Written task ▸ Look through the material and copy each line holding "this".

Task inputs ▸
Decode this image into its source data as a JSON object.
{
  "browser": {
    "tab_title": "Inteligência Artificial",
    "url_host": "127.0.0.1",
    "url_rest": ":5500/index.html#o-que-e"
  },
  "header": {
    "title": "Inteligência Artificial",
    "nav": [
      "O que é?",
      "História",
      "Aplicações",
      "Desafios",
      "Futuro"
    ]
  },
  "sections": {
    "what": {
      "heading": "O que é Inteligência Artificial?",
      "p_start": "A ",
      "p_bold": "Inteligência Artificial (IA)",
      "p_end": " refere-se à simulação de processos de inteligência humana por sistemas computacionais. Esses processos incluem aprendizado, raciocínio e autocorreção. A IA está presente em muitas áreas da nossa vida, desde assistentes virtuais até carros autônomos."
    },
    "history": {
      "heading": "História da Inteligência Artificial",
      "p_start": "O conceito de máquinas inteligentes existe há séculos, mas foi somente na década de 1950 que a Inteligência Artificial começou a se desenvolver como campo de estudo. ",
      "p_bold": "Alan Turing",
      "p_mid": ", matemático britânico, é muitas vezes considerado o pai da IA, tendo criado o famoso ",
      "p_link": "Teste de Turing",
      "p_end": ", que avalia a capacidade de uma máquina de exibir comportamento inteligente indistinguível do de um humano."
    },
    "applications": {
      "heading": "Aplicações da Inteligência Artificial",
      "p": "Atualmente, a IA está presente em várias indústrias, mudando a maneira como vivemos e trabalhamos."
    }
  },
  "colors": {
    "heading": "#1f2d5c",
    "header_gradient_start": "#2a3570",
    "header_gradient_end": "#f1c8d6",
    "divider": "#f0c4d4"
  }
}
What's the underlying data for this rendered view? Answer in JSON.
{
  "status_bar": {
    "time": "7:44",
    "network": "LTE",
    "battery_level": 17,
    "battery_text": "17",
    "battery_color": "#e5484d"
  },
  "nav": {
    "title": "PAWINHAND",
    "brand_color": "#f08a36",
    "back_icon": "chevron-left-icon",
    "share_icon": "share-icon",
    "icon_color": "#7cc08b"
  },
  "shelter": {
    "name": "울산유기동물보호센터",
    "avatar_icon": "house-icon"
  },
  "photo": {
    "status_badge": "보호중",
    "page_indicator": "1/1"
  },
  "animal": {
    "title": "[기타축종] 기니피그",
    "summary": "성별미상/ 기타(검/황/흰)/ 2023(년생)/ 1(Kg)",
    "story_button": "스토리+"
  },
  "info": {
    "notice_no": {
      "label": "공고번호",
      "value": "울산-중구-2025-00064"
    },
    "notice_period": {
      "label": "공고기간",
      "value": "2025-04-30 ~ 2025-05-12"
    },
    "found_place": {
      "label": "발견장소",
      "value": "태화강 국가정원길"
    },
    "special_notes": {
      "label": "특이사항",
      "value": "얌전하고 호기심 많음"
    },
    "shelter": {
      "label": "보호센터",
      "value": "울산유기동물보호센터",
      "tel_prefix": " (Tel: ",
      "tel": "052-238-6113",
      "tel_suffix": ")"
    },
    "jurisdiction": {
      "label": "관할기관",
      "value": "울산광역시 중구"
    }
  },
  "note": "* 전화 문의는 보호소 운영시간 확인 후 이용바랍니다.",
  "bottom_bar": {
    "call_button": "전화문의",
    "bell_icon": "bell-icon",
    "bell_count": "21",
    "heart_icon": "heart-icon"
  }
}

Reply ▸
Decode this image into its source data as a JSON object.
What's the underlying data for this rendered view? Answer in JSON.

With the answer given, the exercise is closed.